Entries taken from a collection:
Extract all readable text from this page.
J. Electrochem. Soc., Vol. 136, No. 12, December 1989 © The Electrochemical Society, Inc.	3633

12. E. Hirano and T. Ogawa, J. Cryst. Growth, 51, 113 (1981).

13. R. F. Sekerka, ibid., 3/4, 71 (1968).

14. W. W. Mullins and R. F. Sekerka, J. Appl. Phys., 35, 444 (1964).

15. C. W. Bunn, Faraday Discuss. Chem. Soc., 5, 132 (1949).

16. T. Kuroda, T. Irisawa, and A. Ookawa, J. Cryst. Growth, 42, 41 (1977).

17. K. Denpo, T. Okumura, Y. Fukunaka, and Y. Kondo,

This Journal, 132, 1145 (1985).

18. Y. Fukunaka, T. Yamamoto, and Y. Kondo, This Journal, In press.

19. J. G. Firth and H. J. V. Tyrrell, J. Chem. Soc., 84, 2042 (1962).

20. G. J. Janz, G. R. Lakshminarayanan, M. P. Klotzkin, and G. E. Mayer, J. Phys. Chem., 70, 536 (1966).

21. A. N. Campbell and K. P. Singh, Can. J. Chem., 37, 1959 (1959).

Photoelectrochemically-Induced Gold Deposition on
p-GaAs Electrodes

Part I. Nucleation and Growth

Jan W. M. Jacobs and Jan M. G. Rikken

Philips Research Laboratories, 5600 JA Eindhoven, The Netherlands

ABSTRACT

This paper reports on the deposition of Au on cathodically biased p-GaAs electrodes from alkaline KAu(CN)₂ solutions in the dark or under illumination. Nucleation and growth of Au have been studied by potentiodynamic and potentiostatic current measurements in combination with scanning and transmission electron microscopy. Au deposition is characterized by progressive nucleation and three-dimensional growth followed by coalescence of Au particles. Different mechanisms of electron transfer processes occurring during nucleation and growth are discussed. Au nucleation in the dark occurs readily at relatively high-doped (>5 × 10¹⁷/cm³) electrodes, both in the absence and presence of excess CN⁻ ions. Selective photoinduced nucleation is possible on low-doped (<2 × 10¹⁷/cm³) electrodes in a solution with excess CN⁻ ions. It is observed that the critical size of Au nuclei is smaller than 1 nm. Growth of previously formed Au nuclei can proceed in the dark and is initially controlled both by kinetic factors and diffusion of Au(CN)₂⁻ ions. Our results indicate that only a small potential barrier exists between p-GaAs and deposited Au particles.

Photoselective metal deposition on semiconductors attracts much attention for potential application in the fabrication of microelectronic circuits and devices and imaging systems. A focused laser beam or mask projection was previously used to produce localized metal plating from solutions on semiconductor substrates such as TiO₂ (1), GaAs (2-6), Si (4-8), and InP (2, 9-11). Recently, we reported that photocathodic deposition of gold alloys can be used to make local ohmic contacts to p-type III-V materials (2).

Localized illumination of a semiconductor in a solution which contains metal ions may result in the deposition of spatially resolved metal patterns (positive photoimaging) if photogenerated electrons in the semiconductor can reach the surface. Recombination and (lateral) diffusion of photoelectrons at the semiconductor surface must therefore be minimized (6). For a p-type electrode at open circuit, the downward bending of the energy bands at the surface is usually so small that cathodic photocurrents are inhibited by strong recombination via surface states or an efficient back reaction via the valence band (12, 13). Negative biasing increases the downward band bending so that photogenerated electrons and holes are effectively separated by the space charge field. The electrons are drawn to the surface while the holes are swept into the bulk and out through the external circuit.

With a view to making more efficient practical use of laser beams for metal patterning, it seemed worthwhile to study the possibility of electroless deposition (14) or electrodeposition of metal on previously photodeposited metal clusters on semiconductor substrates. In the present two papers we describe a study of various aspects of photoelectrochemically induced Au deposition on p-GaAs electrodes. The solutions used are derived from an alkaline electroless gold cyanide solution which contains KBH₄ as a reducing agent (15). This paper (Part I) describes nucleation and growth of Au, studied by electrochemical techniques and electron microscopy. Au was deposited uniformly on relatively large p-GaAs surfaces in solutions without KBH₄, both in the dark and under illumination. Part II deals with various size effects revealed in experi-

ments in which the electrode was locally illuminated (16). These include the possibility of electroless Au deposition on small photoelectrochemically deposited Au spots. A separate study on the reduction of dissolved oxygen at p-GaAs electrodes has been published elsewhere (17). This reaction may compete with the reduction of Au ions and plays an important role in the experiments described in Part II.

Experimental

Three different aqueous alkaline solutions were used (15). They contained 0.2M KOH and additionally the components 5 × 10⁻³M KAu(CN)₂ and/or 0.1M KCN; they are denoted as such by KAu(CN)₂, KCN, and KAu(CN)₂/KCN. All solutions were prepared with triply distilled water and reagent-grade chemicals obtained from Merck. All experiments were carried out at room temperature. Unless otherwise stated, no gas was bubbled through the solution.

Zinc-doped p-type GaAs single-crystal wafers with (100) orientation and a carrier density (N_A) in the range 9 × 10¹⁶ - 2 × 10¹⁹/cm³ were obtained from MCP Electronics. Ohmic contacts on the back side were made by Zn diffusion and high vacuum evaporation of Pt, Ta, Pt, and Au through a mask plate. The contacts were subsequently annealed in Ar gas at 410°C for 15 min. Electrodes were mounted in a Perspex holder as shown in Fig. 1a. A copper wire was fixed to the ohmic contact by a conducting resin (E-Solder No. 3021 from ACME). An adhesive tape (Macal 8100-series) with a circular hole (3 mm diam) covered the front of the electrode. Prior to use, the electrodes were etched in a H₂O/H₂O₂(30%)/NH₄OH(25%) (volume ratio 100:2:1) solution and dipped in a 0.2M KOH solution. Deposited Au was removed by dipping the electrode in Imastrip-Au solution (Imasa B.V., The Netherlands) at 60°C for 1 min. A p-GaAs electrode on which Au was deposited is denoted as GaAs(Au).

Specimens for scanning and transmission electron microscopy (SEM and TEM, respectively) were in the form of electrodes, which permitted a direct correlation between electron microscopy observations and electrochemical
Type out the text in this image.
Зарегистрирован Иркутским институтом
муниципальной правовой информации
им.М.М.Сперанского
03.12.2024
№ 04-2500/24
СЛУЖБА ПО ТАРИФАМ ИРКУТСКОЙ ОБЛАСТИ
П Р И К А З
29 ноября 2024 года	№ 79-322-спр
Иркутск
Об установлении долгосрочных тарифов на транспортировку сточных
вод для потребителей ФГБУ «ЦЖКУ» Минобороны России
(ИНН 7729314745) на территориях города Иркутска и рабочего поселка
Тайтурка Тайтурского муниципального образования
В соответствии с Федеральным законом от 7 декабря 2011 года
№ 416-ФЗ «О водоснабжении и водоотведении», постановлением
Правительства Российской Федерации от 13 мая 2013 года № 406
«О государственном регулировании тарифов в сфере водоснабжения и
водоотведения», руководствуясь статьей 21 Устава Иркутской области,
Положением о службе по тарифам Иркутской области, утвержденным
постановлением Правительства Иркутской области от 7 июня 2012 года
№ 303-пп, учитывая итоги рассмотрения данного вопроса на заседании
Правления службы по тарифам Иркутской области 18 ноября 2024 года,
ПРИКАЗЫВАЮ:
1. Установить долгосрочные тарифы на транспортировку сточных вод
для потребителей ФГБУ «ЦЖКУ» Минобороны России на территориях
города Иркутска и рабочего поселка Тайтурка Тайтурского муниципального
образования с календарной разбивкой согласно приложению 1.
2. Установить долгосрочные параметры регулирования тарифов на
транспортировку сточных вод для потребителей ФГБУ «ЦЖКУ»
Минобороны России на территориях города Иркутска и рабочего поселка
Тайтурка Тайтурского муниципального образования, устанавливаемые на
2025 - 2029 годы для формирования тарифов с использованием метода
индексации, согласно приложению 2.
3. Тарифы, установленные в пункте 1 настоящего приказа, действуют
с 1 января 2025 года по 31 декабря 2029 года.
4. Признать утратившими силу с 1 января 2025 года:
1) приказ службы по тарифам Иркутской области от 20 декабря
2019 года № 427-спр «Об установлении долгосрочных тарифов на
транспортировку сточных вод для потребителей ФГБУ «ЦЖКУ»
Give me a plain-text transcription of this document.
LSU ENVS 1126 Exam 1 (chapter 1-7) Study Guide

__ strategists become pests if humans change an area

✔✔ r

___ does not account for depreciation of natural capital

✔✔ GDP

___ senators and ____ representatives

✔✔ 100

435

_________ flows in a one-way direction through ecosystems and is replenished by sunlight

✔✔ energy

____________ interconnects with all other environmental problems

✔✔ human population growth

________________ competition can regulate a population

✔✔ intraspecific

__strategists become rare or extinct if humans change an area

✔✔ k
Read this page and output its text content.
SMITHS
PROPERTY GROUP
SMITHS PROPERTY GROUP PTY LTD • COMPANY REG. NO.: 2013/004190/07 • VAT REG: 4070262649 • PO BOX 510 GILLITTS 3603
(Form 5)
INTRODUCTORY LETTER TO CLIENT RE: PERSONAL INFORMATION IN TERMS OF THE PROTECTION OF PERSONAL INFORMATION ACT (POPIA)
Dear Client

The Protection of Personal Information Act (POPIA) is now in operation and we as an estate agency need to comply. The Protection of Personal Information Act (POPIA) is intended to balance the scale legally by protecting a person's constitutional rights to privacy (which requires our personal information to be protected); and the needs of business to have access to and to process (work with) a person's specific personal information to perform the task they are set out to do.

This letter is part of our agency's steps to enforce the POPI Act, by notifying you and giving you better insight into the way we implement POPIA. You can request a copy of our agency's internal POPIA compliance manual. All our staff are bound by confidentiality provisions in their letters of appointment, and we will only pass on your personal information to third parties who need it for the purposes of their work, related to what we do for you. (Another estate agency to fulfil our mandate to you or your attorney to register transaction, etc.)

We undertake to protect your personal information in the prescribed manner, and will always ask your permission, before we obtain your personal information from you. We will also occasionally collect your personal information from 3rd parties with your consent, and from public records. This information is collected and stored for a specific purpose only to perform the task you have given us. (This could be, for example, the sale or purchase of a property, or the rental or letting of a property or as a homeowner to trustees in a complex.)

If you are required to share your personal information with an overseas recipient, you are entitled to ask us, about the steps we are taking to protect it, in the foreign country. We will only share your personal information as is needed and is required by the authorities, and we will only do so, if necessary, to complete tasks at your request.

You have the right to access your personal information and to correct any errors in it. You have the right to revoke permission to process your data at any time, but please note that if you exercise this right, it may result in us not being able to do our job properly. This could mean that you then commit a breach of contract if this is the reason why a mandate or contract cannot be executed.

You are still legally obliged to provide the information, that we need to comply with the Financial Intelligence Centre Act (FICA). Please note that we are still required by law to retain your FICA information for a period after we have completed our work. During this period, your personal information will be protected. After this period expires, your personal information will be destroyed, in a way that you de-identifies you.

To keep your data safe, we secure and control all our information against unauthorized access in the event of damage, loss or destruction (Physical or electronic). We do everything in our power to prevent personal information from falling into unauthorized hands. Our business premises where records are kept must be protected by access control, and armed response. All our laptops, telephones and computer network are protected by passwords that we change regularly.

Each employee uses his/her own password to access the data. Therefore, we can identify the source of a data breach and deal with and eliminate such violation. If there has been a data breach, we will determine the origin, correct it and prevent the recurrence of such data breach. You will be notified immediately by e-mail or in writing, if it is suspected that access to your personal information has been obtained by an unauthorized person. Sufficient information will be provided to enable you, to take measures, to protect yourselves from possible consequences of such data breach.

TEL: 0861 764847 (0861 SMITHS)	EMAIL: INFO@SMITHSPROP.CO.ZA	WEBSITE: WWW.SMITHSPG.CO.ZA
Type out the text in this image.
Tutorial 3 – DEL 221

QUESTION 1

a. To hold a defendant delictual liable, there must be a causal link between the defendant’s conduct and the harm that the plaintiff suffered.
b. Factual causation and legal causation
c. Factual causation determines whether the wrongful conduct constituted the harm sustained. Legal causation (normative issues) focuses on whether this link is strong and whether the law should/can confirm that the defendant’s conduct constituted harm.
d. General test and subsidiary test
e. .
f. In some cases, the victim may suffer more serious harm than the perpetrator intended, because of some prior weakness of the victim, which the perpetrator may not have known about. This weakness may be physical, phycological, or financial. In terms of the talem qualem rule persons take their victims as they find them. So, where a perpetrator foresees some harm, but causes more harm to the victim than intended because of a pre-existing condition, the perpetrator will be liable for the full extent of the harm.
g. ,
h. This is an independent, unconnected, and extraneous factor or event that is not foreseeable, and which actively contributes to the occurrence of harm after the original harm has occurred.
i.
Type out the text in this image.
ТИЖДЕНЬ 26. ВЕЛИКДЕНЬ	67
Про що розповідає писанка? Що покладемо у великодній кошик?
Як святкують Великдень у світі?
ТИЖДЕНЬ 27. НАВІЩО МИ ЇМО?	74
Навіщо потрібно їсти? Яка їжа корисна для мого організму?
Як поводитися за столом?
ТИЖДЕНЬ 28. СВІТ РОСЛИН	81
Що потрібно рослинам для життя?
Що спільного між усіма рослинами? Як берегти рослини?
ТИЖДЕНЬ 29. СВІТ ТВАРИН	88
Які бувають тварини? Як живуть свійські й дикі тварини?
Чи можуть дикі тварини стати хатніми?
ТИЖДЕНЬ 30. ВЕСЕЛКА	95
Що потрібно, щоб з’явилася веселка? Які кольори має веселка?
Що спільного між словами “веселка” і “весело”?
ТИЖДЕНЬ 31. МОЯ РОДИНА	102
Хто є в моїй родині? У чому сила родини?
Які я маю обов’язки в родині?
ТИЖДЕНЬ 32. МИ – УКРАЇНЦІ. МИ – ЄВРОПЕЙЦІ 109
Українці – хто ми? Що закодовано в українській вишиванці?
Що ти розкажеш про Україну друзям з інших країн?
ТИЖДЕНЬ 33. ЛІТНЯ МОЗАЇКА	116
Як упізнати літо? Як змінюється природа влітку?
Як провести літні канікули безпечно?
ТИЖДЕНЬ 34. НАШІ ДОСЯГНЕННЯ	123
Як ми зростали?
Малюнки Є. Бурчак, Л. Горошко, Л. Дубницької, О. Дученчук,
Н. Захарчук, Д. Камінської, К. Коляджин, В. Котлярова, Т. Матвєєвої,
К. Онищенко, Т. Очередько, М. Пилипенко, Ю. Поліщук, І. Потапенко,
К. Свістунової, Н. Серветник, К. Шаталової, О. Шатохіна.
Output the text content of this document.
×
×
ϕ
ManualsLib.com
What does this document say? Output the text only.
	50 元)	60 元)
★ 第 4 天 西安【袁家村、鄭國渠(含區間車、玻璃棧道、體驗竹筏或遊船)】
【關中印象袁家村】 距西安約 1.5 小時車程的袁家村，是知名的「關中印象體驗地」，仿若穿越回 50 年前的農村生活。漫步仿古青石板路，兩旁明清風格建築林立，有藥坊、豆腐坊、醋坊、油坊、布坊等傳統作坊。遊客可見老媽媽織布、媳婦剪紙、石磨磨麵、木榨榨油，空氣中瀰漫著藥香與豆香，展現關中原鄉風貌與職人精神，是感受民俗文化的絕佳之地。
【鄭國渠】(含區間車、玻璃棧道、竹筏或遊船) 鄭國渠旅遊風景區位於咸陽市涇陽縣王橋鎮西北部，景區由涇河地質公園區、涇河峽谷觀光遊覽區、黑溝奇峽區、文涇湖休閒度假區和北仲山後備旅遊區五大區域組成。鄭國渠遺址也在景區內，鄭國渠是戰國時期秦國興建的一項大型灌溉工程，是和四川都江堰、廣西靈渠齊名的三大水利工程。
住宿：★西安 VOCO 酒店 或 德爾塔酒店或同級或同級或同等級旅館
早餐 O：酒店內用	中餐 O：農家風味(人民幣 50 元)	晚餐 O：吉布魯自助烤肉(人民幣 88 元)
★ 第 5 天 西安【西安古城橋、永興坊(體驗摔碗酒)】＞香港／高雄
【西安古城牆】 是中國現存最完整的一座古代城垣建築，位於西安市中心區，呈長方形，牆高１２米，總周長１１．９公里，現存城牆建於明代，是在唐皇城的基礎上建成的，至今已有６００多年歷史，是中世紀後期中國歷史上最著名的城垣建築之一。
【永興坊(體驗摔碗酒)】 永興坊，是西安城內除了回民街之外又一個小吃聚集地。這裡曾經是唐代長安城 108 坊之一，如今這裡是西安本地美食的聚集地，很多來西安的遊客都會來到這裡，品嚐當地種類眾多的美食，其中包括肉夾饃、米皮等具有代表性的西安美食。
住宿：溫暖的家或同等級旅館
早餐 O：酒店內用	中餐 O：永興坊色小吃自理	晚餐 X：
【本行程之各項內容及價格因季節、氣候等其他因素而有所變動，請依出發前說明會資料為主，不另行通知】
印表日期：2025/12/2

AIM OF THE EXERCISE — Return exactly the lines from the one containing "What does this" through the last line of the records above, both included, and nothing else.

SOLUTION TO THIS EXERCISE —
What does this document say? Output the text only.
	50 元)	60 元)
★ 第 4 天 西安【袁家村、鄭國渠(含區間車、玻璃棧道、體驗竹筏或遊船)】
【關中印象袁家村】 距西安約 1.5 小時車程的袁家村，是知名的「關中印象體驗地」，仿若穿越回 50 年前的農村生活。漫步仿古青石板路，兩旁明清風格建築林立，有藥坊、豆腐坊、醋坊、油坊、布坊等傳統作坊。遊客可見老媽媽織布、媳婦剪紙、石磨磨麵、木榨榨油，空氣中瀰漫著藥香與豆香，展現關中原鄉風貌與職人精神，是感受民俗文化的絕佳之地。
【鄭國渠】(含區間車、玻璃棧道、竹筏或遊船) 鄭國渠旅遊風景區位於咸陽市涇陽縣王橋鎮西北部，景區由涇河地質公園區、涇河峽谷觀光遊覽區、黑溝奇峽區、文涇湖休閒度假區和北仲山後備旅遊區五大區域組成。鄭國渠遺址也在景區內，鄭國渠是戰國時期秦國興建的一項大型灌溉工程，是和四川都江堰、廣西靈渠齊名的三大水利工程。
住宿：★西安 VOCO 酒店 或 德爾塔酒店或同級或同級或同等級旅館
早餐 O：酒店內用	中餐 O：農家風味(人民幣 50 元)	晚餐 O：吉布魯自助烤肉(人民幣 88 元)
★ 第 5 天 西安【西安古城橋、永興坊(體驗摔碗酒)】＞香港／高雄
【西安古城牆】 是中國現存最完整的一座古代城垣建築，位於西安市中心區，呈長方形，牆高１２米，總周長１１．９公里，現存城牆建於明代，是在唐皇城的基礎上建成的，至今已有６００多年歷史，是中世紀後期中國歷史上最著名的城垣建築之一。
【永興坊(體驗摔碗酒)】 永興坊，是西安城內除了回民街之外又一個小吃聚集地。這裡曾經是唐代長安城 108 坊之一，如今這裡是西安本地美食的聚集地，很多來西安的遊客都會來到這裡，品嚐當地種類眾多的美食，其中包括肉夾饃、米皮等具有代表性的西安美食。
住宿：溫暖的家或同等級旅館
早餐 O：酒店內用	中餐 O：永興坊色小吃自理	晚餐 X：
【本行程之各項內容及價格因季節、氣候等其他因素而有所變動，請依出發前說明會資料為主，不另行通知】
印表日期：2025/12/2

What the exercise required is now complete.